What is needed
Copy out the material below line for line, changing nothing.
+++
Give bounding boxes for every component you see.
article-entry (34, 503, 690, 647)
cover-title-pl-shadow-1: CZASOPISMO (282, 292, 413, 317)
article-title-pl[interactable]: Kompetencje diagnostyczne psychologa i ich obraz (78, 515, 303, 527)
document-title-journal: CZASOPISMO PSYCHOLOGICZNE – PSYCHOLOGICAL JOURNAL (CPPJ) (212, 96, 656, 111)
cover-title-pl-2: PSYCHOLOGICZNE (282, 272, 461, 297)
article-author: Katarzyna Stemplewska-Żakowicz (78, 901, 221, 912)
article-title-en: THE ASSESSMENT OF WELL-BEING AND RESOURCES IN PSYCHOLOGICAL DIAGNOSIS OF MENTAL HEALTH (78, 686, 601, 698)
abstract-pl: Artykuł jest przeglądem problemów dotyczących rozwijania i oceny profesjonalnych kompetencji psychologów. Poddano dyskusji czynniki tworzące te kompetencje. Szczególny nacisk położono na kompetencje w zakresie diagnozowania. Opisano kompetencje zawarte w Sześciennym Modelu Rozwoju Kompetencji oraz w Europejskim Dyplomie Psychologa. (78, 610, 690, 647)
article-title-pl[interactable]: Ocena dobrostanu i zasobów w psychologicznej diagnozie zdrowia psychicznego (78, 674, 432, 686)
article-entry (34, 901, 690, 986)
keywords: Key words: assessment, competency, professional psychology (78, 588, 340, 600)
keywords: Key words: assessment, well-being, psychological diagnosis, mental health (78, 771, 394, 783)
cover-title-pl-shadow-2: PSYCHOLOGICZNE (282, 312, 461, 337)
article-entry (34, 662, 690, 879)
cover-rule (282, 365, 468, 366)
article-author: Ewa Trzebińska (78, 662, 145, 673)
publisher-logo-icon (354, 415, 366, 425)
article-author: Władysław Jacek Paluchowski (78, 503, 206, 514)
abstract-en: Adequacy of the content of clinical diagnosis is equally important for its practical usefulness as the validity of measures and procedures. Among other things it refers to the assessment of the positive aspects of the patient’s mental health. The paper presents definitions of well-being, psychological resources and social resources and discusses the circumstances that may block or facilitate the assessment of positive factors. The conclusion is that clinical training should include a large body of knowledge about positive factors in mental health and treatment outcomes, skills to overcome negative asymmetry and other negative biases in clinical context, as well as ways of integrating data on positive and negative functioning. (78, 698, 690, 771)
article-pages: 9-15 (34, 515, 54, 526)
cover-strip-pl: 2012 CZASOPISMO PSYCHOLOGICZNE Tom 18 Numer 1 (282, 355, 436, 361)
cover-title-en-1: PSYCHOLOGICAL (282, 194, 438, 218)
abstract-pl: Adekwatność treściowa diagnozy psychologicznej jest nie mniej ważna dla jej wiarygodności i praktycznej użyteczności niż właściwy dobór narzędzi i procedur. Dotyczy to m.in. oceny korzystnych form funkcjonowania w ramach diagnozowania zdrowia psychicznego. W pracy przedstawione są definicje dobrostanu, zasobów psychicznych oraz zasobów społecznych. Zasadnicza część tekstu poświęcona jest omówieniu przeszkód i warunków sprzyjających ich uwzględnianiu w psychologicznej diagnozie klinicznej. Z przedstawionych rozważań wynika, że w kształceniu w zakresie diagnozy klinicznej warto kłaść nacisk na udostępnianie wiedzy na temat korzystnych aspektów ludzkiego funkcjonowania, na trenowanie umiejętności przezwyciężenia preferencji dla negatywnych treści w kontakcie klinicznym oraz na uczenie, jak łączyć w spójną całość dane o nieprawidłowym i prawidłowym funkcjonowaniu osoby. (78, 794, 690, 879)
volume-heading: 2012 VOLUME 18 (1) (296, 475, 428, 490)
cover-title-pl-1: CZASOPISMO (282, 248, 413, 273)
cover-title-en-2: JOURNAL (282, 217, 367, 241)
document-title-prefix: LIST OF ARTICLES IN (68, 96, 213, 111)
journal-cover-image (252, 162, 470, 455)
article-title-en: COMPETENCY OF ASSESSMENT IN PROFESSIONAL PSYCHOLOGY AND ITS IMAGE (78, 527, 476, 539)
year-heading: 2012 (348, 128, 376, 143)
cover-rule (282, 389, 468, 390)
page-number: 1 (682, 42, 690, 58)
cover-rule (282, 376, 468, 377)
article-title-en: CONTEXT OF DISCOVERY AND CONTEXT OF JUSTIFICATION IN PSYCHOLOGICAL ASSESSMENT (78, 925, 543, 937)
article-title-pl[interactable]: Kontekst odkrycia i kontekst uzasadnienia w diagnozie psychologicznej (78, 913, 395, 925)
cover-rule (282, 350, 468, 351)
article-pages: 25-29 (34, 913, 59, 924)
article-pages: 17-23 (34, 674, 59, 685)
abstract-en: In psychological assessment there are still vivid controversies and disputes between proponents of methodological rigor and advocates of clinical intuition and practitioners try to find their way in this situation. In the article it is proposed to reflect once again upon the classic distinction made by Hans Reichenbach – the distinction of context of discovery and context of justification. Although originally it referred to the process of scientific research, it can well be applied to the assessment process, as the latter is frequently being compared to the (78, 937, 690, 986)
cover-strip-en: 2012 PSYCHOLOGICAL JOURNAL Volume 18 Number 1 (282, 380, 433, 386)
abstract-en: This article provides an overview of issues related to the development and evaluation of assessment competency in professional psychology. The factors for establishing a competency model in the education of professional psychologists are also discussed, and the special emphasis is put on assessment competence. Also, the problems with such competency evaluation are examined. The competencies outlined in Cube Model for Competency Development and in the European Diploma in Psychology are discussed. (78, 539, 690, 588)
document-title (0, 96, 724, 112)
+++
Answer below
Give bounding boxes for every component you see.
article-entry (34, 503, 690, 647)
cover-title-pl-shadow-1: CZASOPISMO (282, 292, 413, 317)
article-title-pl[interactable]: Kompetencje diagnostyczne psychologa i ich obraz (78, 515, 303, 527)
document-title-journal: CZASOPISMO PSYCHOLOGICZNE – PSYCHOLOGICAL JOURNAL (CPPJ) (212, 96, 656, 111)
cover-title-pl-2: PSYCHOLOGICZNE (282, 272, 461, 297)
article-author: Katarzyna Stemplewska-Żakowicz (78, 901, 221, 912)
article-title-en: THE ASSESSMENT OF WELL-BEING AND RESOURCES IN PSYCHOLOGICAL DIAGNOSIS OF MENTAL HEALTH (78, 686, 601, 698)
abstract-pl: Artykuł jest przeglądem problemów dotyczących rozwijania i oceny profesjonalnych kompetencji psychologów. Poddano dyskusji czynniki tworzące te kompetencje. Szczególny nacisk położono na kompetencje w zakresie diagnozowania. Opisano kompetencje zawarte w Sześciennym Modelu Rozwoju Kompetencji oraz w Europejskim Dyplomie Psychologa. (78, 610, 690, 647)
article-title-pl[interactable]: Ocena dobrostanu i zasobów w psychologicznej diagnozie zdrowia psychicznego (78, 674, 432, 686)
article-entry (34, 901, 690, 986)
keywords: Key words: assessment, competency, professional psychology (78, 588, 340, 600)
keywords: Key words: assessment, well-being, psychological diagnosis, mental health (78, 771, 394, 783)
cover-title-pl-shadow-2: PSYCHOLOGICZNE (282, 312, 461, 337)
article-entry (34, 662, 690, 879)
cover-rule (282, 365, 468, 366)
article-author: Ewa Trzebińska (78, 662, 145, 673)
publisher-logo-icon (354, 415, 366, 425)
article-author: Władysław Jacek Paluchowski (78, 503, 206, 514)
abstract-en: Adequacy of the content of clinical diagnosis is equally important for its practical usefulness as the validity of measures and procedures. Among other things it refers to the assessment of the positive aspects of the patient’s mental health. The paper presents definitions of well-being, psychological resources and social resources and discusses the circumstances that may block or facilitate the assessment of positive factors. The conclusion is that clinical training should include a large body of knowledge about positive factors in mental health and treatment outcomes, skills to overcome negative asymmetry and other negative biases in clinical context, as well as ways of integrating data on positive and negative functioning. (78, 698, 690, 771)
article-pages: 9-15 (34, 515, 54, 526)
cover-strip-pl: 2012 CZASOPISMO PSYCHOLOGICZNE Tom 18 Numer 1 (282, 355, 436, 361)
cover-title-en-1: PSYCHOLOGICAL (282, 194, 438, 218)
abstract-pl: Adekwatność treściowa diagnozy psychologicznej jest nie mniej ważna dla jej wiarygodności i praktycznej użyteczności niż właściwy dobór narzędzi i procedur. Dotyczy to m.in. oceny korzystnych form funkcjonowania w ramach diagnozowania zdrowia psychicznego. W pracy przedstawione są definicje dobrostanu, zasobów psychicznych oraz zasobów społecznych. Zasadnicza część tekstu poświęcona jest omówieniu przeszkód i warunków sprzyjających ich uwzględnianiu w psychologicznej diagnozie klinicznej. Z przedstawionych rozważań wynika, że w kształceniu w zakresie diagnozy klinicznej warto kłaść nacisk na udostępnianie wiedzy na temat korzystnych aspektów ludzkiego funkcjonowania, na trenowanie umiejętności przezwyciężenia preferencji dla negatywnych treści w kontakcie klinicznym oraz na uczenie, jak łączyć w spójną całość dane o nieprawidłowym i prawidłowym funkcjonowaniu osoby. (78, 794, 690, 879)
volume-heading: 2012 VOLUME 18 (1) (296, 475, 428, 490)
cover-title-pl-1: CZASOPISMO (282, 248, 413, 273)
cover-title-en-2: JOURNAL (282, 217, 367, 241)
document-title-prefix: LIST OF ARTICLES IN (68, 96, 213, 111)
journal-cover-image (252, 162, 470, 455)
article-title-en: COMPETENCY OF ASSESSMENT IN PROFESSIONAL PSYCHOLOGY AND ITS IMAGE (78, 527, 476, 539)
year-heading: 2012 (348, 128, 376, 143)
cover-rule (282, 389, 468, 390)
page-number: 1 (682, 42, 690, 58)
cover-rule (282, 376, 468, 377)
article-title-en: CONTEXT OF DISCOVERY AND CONTEXT OF JUSTIFICATION IN PSYCHOLOGICAL ASSESSMENT (78, 925, 543, 937)
article-title-pl[interactable]: Kontekst odkrycia i kontekst uzasadnienia w diagnozie psychologicznej (78, 913, 395, 925)
cover-rule (282, 350, 468, 351)
article-pages: 25-29 (34, 913, 59, 924)
article-pages: 17-23 (34, 674, 59, 685)
abstract-en: In psychological assessment there are still vivid controversies and disputes between proponents of methodological rigor and advocates of clinical intuition and practitioners try to find their way in this situation. In the article it is proposed to reflect once again upon the classic distinction made by Hans Reichenbach – the distinction of context of discovery and context of justification. Although originally it referred to the process of scientific research, it can well be applied to the assessment process, as the latter is frequently being compared to the (78, 937, 690, 986)
cover-strip-en: 2012 PSYCHOLOGICAL JOURNAL Volume 18 Number 1 (282, 380, 433, 386)
abstract-en: This article provides an overview of issues related to the development and evaluation of assessment competency in professional psychology. The factors for establishing a competency model in the education of professional psychologists are also discussed, and the special emphasis is put on assessment competence. Also, the problems with such competency evaluation are examined. The competencies outlined in Cube Model for Competency Development and in the European Diploma in Psychology are discussed. (78, 539, 690, 588)
document-title (0, 96, 724, 112)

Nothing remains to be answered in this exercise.